Input material ::
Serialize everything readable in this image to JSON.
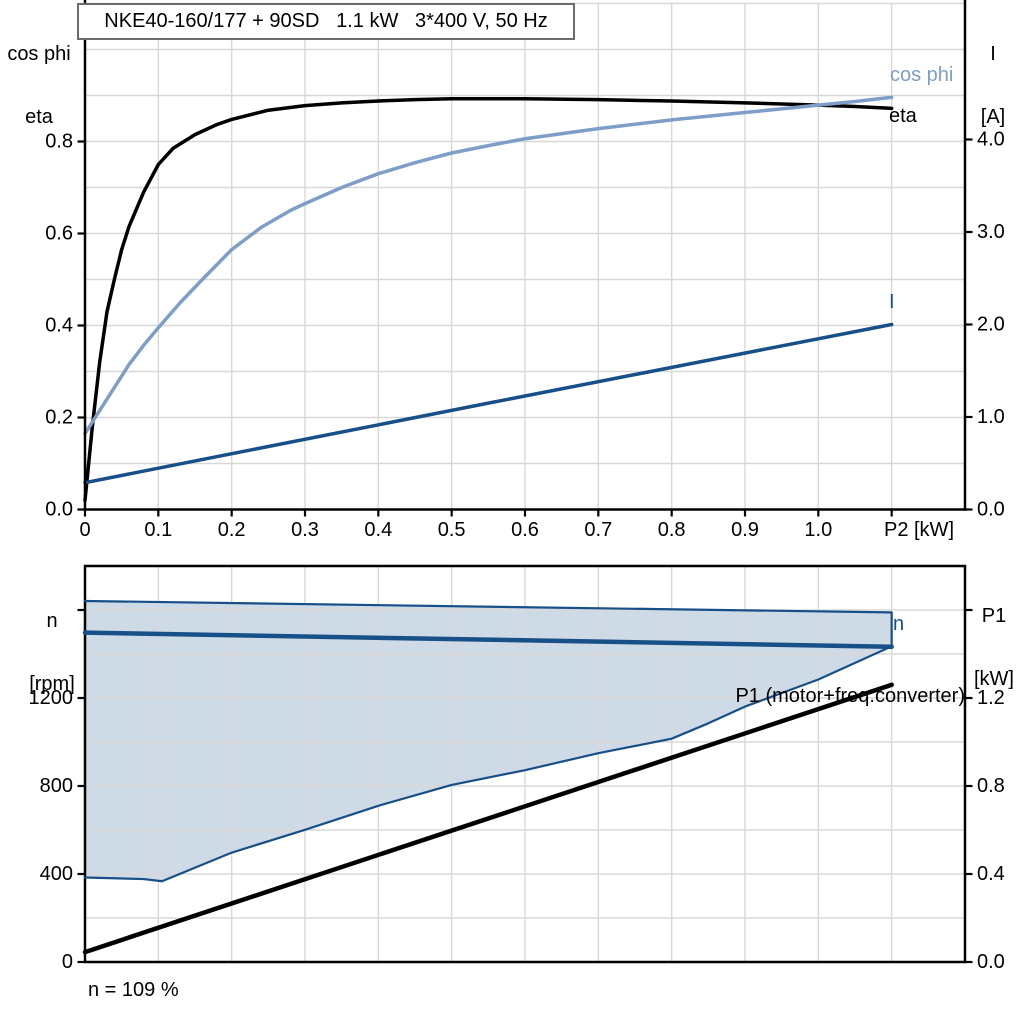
{
  "colors": {
    "curve_black": "#000000",
    "curve_light_blue": "#7D9EC6",
    "curve_dark_blue": "#174F88",
    "band_fill": "#CFDAE7",
    "band_stroke": "#174F88",
    "grid": "#D8D8D8",
    "axis": "#000000"
  },
  "chart_data": [
    {
      "id": "top-chart",
      "type": "line",
      "title": "NKE40-160/177 + 90SD   1.1 kW   3*400 V, 50 Hz",
      "x_axis": {
        "unit_label": "P2 [kW]",
        "range": [
          0,
          1.2
        ],
        "grid_step": 0.1,
        "ticks": [
          0,
          0.1,
          0.2,
          0.3,
          0.4,
          0.5,
          0.6,
          0.7,
          0.8,
          0.9,
          1.0,
          1.1
        ],
        "tick_labels": [
          "0",
          "0.1",
          "0.2",
          "0.3",
          "0.4",
          "0.5",
          "0.6",
          "0.7",
          "0.8",
          "0.9",
          "1.0",
          ""
        ]
      },
      "y_left": {
        "label_lines": [
          "cos phi",
          "eta"
        ],
        "range": [
          0,
          1.1
        ],
        "grid_step": 0.1,
        "ticks": [
          0,
          0.2,
          0.4,
          0.6,
          0.8
        ],
        "tick_labels": [
          "0.0",
          "0.2",
          "0.4",
          "0.6",
          "0.8"
        ]
      },
      "y_right": {
        "label_lines": [
          "I",
          "[A]"
        ],
        "range": [
          0,
          5.5
        ],
        "ticks": [
          0,
          1,
          2,
          3,
          4
        ],
        "tick_labels": [
          "0.0",
          "1.0",
          "2.0",
          "3.0",
          "4.0"
        ]
      },
      "series": [
        {
          "name": "eta",
          "label": "eta",
          "axis": "left",
          "color": "#000000",
          "width": 3.5,
          "points": [
            [
              0,
              0.02
            ],
            [
              0.005,
              0.1
            ],
            [
              0.01,
              0.18
            ],
            [
              0.02,
              0.32
            ],
            [
              0.03,
              0.43
            ],
            [
              0.04,
              0.5
            ],
            [
              0.05,
              0.565
            ],
            [
              0.06,
              0.615
            ],
            [
              0.08,
              0.69
            ],
            [
              0.1,
              0.75
            ],
            [
              0.12,
              0.785
            ],
            [
              0.15,
              0.815
            ],
            [
              0.18,
              0.837
            ],
            [
              0.2,
              0.848
            ],
            [
              0.25,
              0.868
            ],
            [
              0.3,
              0.878
            ],
            [
              0.35,
              0.884
            ],
            [
              0.4,
              0.888
            ],
            [
              0.45,
              0.891
            ],
            [
              0.5,
              0.893
            ],
            [
              0.6,
              0.893
            ],
            [
              0.7,
              0.891
            ],
            [
              0.8,
              0.888
            ],
            [
              0.9,
              0.884
            ],
            [
              1.0,
              0.879
            ],
            [
              1.05,
              0.876
            ],
            [
              1.1,
              0.872
            ]
          ]
        },
        {
          "name": "cos phi",
          "label": "cos phi",
          "axis": "left",
          "color": "#7D9EC6",
          "width": 3.5,
          "points": [
            [
              0,
              0.165
            ],
            [
              0.02,
              0.215
            ],
            [
              0.04,
              0.265
            ],
            [
              0.06,
              0.315
            ],
            [
              0.08,
              0.357
            ],
            [
              0.1,
              0.395
            ],
            [
              0.13,
              0.45
            ],
            [
              0.16,
              0.5
            ],
            [
              0.2,
              0.565
            ],
            [
              0.24,
              0.613
            ],
            [
              0.28,
              0.65
            ],
            [
              0.3,
              0.665
            ],
            [
              0.35,
              0.7
            ],
            [
              0.4,
              0.73
            ],
            [
              0.45,
              0.754
            ],
            [
              0.5,
              0.775
            ],
            [
              0.55,
              0.791
            ],
            [
              0.6,
              0.806
            ],
            [
              0.7,
              0.828
            ],
            [
              0.8,
              0.847
            ],
            [
              0.9,
              0.863
            ],
            [
              1.0,
              0.879
            ],
            [
              1.05,
              0.887
            ],
            [
              1.1,
              0.896
            ]
          ]
        },
        {
          "name": "I",
          "label": "I",
          "axis": "right",
          "color": "#174F88",
          "width": 3.5,
          "points": [
            [
              0,
              0.29
            ],
            [
              0.55,
              1.15
            ],
            [
              1.1,
              2.0
            ]
          ]
        }
      ]
    },
    {
      "id": "bottom-chart",
      "type": "line",
      "annotation": "n = 109 %",
      "x_axis": {
        "range": [
          0,
          1.2
        ],
        "grid_step": 0.1,
        "ticks": [],
        "tick_labels": []
      },
      "y_left": {
        "label_lines": [
          "n",
          "[rpm]"
        ],
        "range": [
          0,
          1800
        ],
        "grid_step": 200,
        "ticks": [
          0,
          400,
          800,
          1200,
          1600
        ],
        "tick_labels": [
          "0",
          "400",
          "800",
          "1200",
          ""
        ]
      },
      "y_right": {
        "label_lines": [
          "P1",
          "[kW]"
        ],
        "range": [
          0,
          1.8
        ],
        "ticks": [
          0,
          0.4,
          0.8,
          1.2,
          1.6
        ],
        "tick_labels": [
          "0.0",
          "0.4",
          "0.8",
          "1.2",
          ""
        ]
      },
      "band": {
        "name": "allowed-speed-range",
        "fill": "#CFDAE7",
        "stroke": "#174F88",
        "upper": [
          [
            0,
            1641
          ],
          [
            1.1,
            1589
          ]
        ],
        "lower": [
          [
            0,
            384
          ],
          [
            0.08,
            377
          ],
          [
            0.105,
            367
          ],
          [
            0.2,
            497
          ],
          [
            0.3,
            601
          ],
          [
            0.4,
            710
          ],
          [
            0.5,
            805
          ],
          [
            0.6,
            872
          ],
          [
            0.7,
            949
          ],
          [
            0.8,
            1015
          ],
          [
            0.85,
            1085
          ],
          [
            0.9,
            1161
          ],
          [
            1.0,
            1284
          ],
          [
            1.1,
            1435
          ]
        ]
      },
      "series": [
        {
          "name": "n",
          "label": "n",
          "axis": "left",
          "color": "#174F88",
          "width": 4.5,
          "points": [
            [
              0,
              1497
            ],
            [
              1.1,
              1433
            ]
          ]
        },
        {
          "name": "P1",
          "label": "P1 (motor+freq.converter)",
          "axis": "right",
          "color": "#000000",
          "width": 4.5,
          "points": [
            [
              0,
              0.045
            ],
            [
              1.1,
              1.26
            ]
          ]
        }
      ]
    }
  ]
}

The exercise :: Print each line of the material above exactly, with the pictures removed from your copy.

The solution ::
Serialize everything readable in this image to JSON.
{
  "colors": {
    "curve_black": "#000000",
    "curve_light_blue": "#7D9EC6",
    "curve_dark_blue": "#174F88",
    "band_fill": "#CFDAE7",
    "band_stroke": "#174F88",
    "grid": "#D8D8D8",
    "axis": "#000000"
  },
  "chart_data": [
    {
      "id": "top-chart",
      "type": "line",
      "title": "NKE40-160/177 + 90SD   1.1 kW   3*400 V, 50 Hz",
      "x_axis": {
        "unit_label": "P2 [kW]",
        "range": [
          0,
          1.2
        ],
        "grid_step": 0.1,
        "ticks": [
          0,
          0.1,
          0.2,
          0.3,
          0.4,
          0.5,
          0.6,
          0.7,
          0.8,
          0.9,
          1.0,
          1.1
        ],
        "tick_labels": [
          "0",
          "0.1",
          "0.2",
          "0.3",
          "0.4",
          "0.5",
          "0.6",
          "0.7",
          "0.8",
          "0.9",
          "1.0",
          ""
        ]
      },
      "y_left": {
        "label_lines": [
          "cos phi",
          "eta"
        ],
        "range": [
          0,
          1.1
        ],
        "grid_step": 0.1,
        "ticks": [
          0,
          0.2,
          0.4,
          0.6,
          0.8
        ],
        "tick_labels": [
          "0.0",
          "0.2",
          "0.4",
          "0.6",
          "0.8"
        ]
      },
      "y_right": {
        "label_lines": [
          "I",
          "[A]"
        ],
        "range": [
          0,
          5.5
        ],
        "ticks": [
          0,
          1,
          2,
          3,
          4
        ],
        "tick_labels": [
          "0.0",
          "1.0",
          "2.0",
          "3.0",
          "4.0"
        ]
      },
      "series": [
        {
          "name": "eta",
          "label": "eta",
          "axis": "left",
          "color": "#000000",
          "width": 3.5,
          "points": [
            [
              0,
              0.02
            ],
            [
              0.005,
              0.1
            ],
            [
              0.01,
              0.18
            ],
            [
              0.02,
              0.32
            ],
            [
              0.03,
              0.43
            ],
            [
              0.04,
              0.5
            ],
            [
              0.05,
              0.565
            ],
            [
              0.06,
              0.615
            ],
            [
              0.08,
              0.69
            ],
            [
              0.1,
              0.75
            ],
            [
              0.12,
              0.785
            ],
            [
              0.15,
              0.815
            ],
            [
              0.18,
              0.837
            ],
            [
              0.2,
              0.848
            ],
            [
              0.25,
              0.868
            ],
            [
              0.3,
              0.878
            ],
            [
              0.35,
              0.884
            ],
            [
              0.4,
              0.888
            ],
            [
              0.45,
              0.891
            ],
            [
              0.5,
              0.893
            ],
            [
              0.6,
              0.893
            ],
            [
              0.7,
              0.891
            ],
            [
              0.8,
              0.888
            ],
            [
              0.9,
              0.884
            ],
            [
              1.0,
              0.879
            ],
            [
              1.05,
              0.876
            ],
            [
              1.1,
              0.872
            ]
          ]
        },
        {
          "name": "cos phi",
          "label": "cos phi",
          "axis": "left",
          "color": "#7D9EC6",
          "width": 3.5,
          "points": [
            [
              0,
              0.165
            ],
            [
              0.02,
              0.215
            ],
            [
              0.04,
              0.265
            ],
            [
              0.06,
              0.315
            ],
            [
              0.08,
              0.357
            ],
            [
              0.1,
              0.395
            ],
            [
              0.13,
              0.45
            ],
            [
              0.16,
              0.5
            ],
            [
              0.2,
              0.565
            ],
            [
              0.24,
              0.613
            ],
            [
              0.28,
              0.65
            ],
            [
              0.3,
              0.665
            ],
            [
              0.35,
              0.7
            ],
            [
              0.4,
              0.73
            ],
            [
              0.45,
              0.754
            ],
            [
              0.5,
              0.775
            ],
            [
              0.55,
              0.791
            ],
            [
              0.6,
              0.806
            ],
            [
              0.7,
              0.828
            ],
            [
              0.8,
              0.847
            ],
            [
              0.9,
              0.863
            ],
            [
              1.0,
              0.879
            ],
            [
              1.05,
              0.887
            ],
            [
              1.1,
              0.896
            ]
          ]
        },
        {
          "name": "I",
          "label": "I",
          "axis": "right",
          "color": "#174F88",
          "width": 3.5,
          "points": [
            [
              0,
              0.29
            ],
            [
              0.55,
              1.15
            ],
            [
              1.1,
              2.0
            ]
          ]
        }
      ]
    },
    {
      "id": "bottom-chart",
      "type": "line",
      "annotation": "n = 109 %",
      "x_axis": {
        "range": [
          0,
          1.2
        ],
        "grid_step": 0.1,
        "ticks": [],
        "tick_labels": []
      },
      "y_left": {
        "label_lines": [
          "n",
          "[rpm]"
        ],
        "range": [
          0,
          1800
        ],
        "grid_step": 200,
        "ticks": [
          0,
          400,
          800,
          1200,
          1600
        ],
        "tick_labels": [
          "0",
          "400",
          "800",
          "1200",
          ""
        ]
      },
      "y_right": {
        "label_lines": [
          "P1",
          "[kW]"
        ],
        "range": [
          0,
          1.8
        ],
        "ticks": [
          0,
          0.4,
          0.8,
          1.2,
          1.6
        ],
        "tick_labels": [
          "0.0",
          "0.4",
          "0.8",
          "1.2",
          ""
        ]
      },
      "band": {
        "name": "allowed-speed-range",
        "fill": "#CFDAE7",
        "stroke": "#174F88",
        "upper": [
          [
            0,
            1641
          ],
          [
            1.1,
            1589
          ]
        ],
        "lower": [
          [
            0,
            384
          ],
          [
            0.08,
            377
          ],
          [
            0.105,
            367
          ],
          [
            0.2,
            497
          ],
          [
            0.3,
            601
          ],
          [
            0.4,
            710
          ],
          [
            0.5,
            805
          ],
          [
            0.6,
            872
          ],
          [
            0.7,
            949
          ],
          [
            0.8,
            1015
          ],
          [
            0.85,
            1085
          ],
          [
            0.9,
            1161
          ],
          [
            1.0,
            1284
          ],
          [
            1.1,
            1435
          ]
        ]
      },
      "series": [
        {
          "name": "n",
          "label": "n",
          "axis": "left",
          "color": "#174F88",
          "width": 4.5,
          "points": [
            [
              0,
              1497
            ],
            [
              1.1,
              1433
            ]
          ]
        },
        {
          "name": "P1",
          "label": "P1 (motor+freq.converter)",
          "axis": "right",
          "color": "#000000",
          "width": 4.5,
          "points": [
            [
              0,
              0.045
            ],
            [
              1.1,
              1.26
            ]
          ]
        }
      ]
    }
  ]
}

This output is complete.